**Work instructions**
Return, word for word, every line that follows.

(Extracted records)
+++

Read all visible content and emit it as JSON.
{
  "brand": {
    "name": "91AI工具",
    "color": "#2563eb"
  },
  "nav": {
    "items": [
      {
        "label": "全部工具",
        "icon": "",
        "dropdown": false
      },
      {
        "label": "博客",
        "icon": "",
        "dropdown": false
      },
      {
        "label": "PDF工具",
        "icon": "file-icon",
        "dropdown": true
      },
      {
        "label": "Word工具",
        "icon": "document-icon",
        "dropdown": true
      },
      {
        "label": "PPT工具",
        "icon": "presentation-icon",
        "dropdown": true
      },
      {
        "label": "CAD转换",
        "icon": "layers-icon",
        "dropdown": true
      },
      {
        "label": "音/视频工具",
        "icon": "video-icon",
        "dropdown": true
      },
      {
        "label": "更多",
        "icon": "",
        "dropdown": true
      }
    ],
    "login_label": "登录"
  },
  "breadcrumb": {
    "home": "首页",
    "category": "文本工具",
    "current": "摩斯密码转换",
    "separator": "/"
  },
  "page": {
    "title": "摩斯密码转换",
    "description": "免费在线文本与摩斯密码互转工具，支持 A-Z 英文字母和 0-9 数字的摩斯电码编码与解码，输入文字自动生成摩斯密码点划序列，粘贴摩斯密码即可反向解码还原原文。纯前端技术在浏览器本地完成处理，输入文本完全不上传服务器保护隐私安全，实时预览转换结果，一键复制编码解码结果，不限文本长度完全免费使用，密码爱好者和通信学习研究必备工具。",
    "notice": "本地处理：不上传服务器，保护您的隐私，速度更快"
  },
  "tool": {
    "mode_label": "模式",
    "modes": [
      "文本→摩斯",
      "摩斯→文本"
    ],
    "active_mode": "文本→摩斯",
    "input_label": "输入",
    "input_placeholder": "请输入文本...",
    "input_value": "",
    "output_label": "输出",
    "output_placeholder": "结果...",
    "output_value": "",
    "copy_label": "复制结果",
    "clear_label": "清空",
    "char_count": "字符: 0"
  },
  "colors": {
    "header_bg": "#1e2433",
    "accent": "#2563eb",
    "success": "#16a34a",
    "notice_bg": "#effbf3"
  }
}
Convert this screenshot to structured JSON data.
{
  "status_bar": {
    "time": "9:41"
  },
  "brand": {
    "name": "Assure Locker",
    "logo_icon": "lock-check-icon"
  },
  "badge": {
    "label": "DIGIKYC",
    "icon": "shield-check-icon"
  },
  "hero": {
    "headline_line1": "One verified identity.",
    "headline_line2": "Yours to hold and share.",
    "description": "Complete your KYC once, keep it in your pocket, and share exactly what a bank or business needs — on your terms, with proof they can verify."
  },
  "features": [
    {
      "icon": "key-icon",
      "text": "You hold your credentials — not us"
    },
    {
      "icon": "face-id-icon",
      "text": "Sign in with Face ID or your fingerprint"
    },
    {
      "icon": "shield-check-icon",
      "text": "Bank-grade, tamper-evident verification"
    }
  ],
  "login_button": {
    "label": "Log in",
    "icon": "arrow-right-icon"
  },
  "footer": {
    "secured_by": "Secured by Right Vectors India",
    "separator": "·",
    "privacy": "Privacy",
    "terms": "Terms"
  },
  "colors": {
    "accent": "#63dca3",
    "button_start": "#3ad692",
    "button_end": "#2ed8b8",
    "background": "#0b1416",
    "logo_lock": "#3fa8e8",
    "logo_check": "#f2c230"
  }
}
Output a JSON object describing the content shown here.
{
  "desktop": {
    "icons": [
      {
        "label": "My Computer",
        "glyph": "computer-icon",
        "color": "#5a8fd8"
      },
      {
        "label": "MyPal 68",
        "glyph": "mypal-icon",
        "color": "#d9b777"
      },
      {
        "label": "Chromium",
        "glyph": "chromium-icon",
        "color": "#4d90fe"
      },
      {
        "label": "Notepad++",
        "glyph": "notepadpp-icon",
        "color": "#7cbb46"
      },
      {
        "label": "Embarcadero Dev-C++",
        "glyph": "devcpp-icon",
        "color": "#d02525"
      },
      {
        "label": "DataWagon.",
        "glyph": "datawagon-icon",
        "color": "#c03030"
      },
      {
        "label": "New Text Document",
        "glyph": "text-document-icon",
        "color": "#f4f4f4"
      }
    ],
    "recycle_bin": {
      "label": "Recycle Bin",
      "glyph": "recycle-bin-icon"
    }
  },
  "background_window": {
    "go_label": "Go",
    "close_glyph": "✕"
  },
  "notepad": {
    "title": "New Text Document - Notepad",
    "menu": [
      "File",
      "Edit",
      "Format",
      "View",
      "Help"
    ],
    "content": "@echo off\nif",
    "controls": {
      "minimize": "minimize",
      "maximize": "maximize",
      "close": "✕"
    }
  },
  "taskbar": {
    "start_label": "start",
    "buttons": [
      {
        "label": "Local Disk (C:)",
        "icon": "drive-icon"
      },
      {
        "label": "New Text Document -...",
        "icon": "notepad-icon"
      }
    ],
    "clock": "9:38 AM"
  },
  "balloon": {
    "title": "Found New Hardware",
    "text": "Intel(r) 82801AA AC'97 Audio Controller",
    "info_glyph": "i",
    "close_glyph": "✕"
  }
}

+++

**The response**
Read all visible content and emit it as JSON.
{
  "brand": {
    "name": "91AI工具",
    "color": "#2563eb"
  },
  "nav": {
    "items": [
      {
        "label": "全部工具",
        "icon": "",
        "dropdown": false
      },
      {
        "label": "博客",
        "icon": "",
        "dropdown": false
      },
      {
        "label": "PDF工具",
        "icon": "file-icon",
        "dropdown": true
      },
      {
        "label": "Word工具",
        "icon": "document-icon",
        "dropdown": true
      },
      {
        "label": "PPT工具",
        "icon": "presentation-icon",
        "dropdown": true
      },
      {
        "label": "CAD转换",
        "icon": "layers-icon",
        "dropdown": true
      },
      {
        "label": "音/视频工具",
        "icon": "video-icon",
        "dropdown": true
      },
      {
        "label": "更多",
        "icon": "",
        "dropdown": true
      }
    ],
    "login_label": "登录"
  },
  "breadcrumb": {
    "home": "首页",
    "category": "文本工具",
    "current": "摩斯密码转换",
    "separator": "/"
  },
  "page": {
    "title": "摩斯密码转换",
    "description": "免费在线文本与摩斯密码互转工具，支持 A-Z 英文字母和 0-9 数字的摩斯电码编码与解码，输入文字自动生成摩斯密码点划序列，粘贴摩斯密码即可反向解码还原原文。纯前端技术在浏览器本地完成处理，输入文本完全不上传服务器保护隐私安全，实时预览转换结果，一键复制编码解码结果，不限文本长度完全免费使用，密码爱好者和通信学习研究必备工具。",
    "notice": "本地处理：不上传服务器，保护您的隐私，速度更快"
  },
  "tool": {
    "mode_label": "模式",
    "modes": [
      "文本→摩斯",
      "摩斯→文本"
    ],
    "active_mode": "文本→摩斯",
    "input_label": "输入",
    "input_placeholder": "请输入文本...",
    "input_value": "",
    "output_label": "输出",
    "output_placeholder": "结果...",
    "output_value": "",
    "copy_label": "复制结果",
    "clear_label": "清空",
    "char_count": "字符: 0"
  },
  "colors": {
    "header_bg": "#1e2433",
    "accent": "#2563eb",
    "success": "#16a34a",
    "notice_bg": "#effbf3"
  }
}
Convert this screenshot to structured JSON data.
{
  "status_bar": {
    "time": "9:41"
  },
  "brand": {
    "name": "Assure Locker",
    "logo_icon": "lock-check-icon"
  },
  "badge": {
    "label": "DIGIKYC",
    "icon": "shield-check-icon"
  },
  "hero": {
    "headline_line1": "One verified identity.",
    "headline_line2": "Yours to hold and share.",
    "description": "Complete your KYC once, keep it in your pocket, and share exactly what a bank or business needs — on your terms, with proof they can verify."
  },
  "features": [
    {
      "icon": "key-icon",
      "text": "You hold your credentials — not us"
    },
    {
      "icon": "face-id-icon",
      "text": "Sign in with Face ID or your fingerprint"
    },
    {
      "icon": "shield-check-icon",
      "text": "Bank-grade, tamper-evident verification"
    }
  ],
  "login_button": {
    "label": "Log in",
    "icon": "arrow-right-icon"
  },
  "footer": {
    "secured_by": "Secured by Right Vectors India",
    "separator": "·",
    "privacy": "Privacy",
    "terms": "Terms"
  },
  "colors": {
    "accent": "#63dca3",
    "button_start": "#3ad692",
    "button_end": "#2ed8b8",
    "background": "#0b1416",
    "logo_lock": "#3fa8e8",
    "logo_check": "#f2c230"
  }
}
Output a JSON object describing the content shown here.
{
  "desktop": {
    "icons": [
      {
        "label": "My Computer",
        "glyph": "computer-icon",
        "color": "#5a8fd8"
      },
      {
        "label": "MyPal 68",
        "glyph": "mypal-icon",
        "color": "#d9b777"
      },
      {
        "label": "Chromium",
        "glyph": "chromium-icon",
        "color": "#4d90fe"
      },
      {
        "label": "Notepad++",
        "glyph": "notepadpp-icon",
        "color": "#7cbb46"
      },
      {
        "label": "Embarcadero Dev-C++",
        "glyph": "devcpp-icon",
        "color": "#d02525"
      },
      {
        "label": "DataWagon.",
        "glyph": "datawagon-icon",
        "color": "#c03030"
      },
      {
        "label": "New Text Document",
        "glyph": "text-document-icon",
        "color": "#f4f4f4"
      }
    ],
    "recycle_bin": {
      "label": "Recycle Bin",
      "glyph": "recycle-bin-icon"
    }
  },
  "background_window": {
    "go_label": "Go",
    "close_glyph": "✕"
  },
  "notepad": {
    "title": "New Text Document - Notepad",
    "menu": [
      "File",
      "Edit",
      "Format",
      "View",
      "Help"
    ],
    "content": "@echo off\nif",
    "controls": {
      "minimize": "minimize",
      "maximize": "maximize",
      "close": "✕"
    }
  },
  "taskbar": {
    "start_label": "start",
    "buttons": [
      {
        "label": "Local Disk (C:)",
        "icon": "drive-icon"
      },
      {
        "label": "New Text Document -...",
        "icon": "notepad-icon"
      }
    ],
    "clock": "9:38 AM"
  },
  "balloon": {
    "title": "Found New Hardware",
    "text": "Intel(r) 82801AA AC'97 Audio Controller",
    "info_glyph": "i",
    "close_glyph": "✕"
  }
}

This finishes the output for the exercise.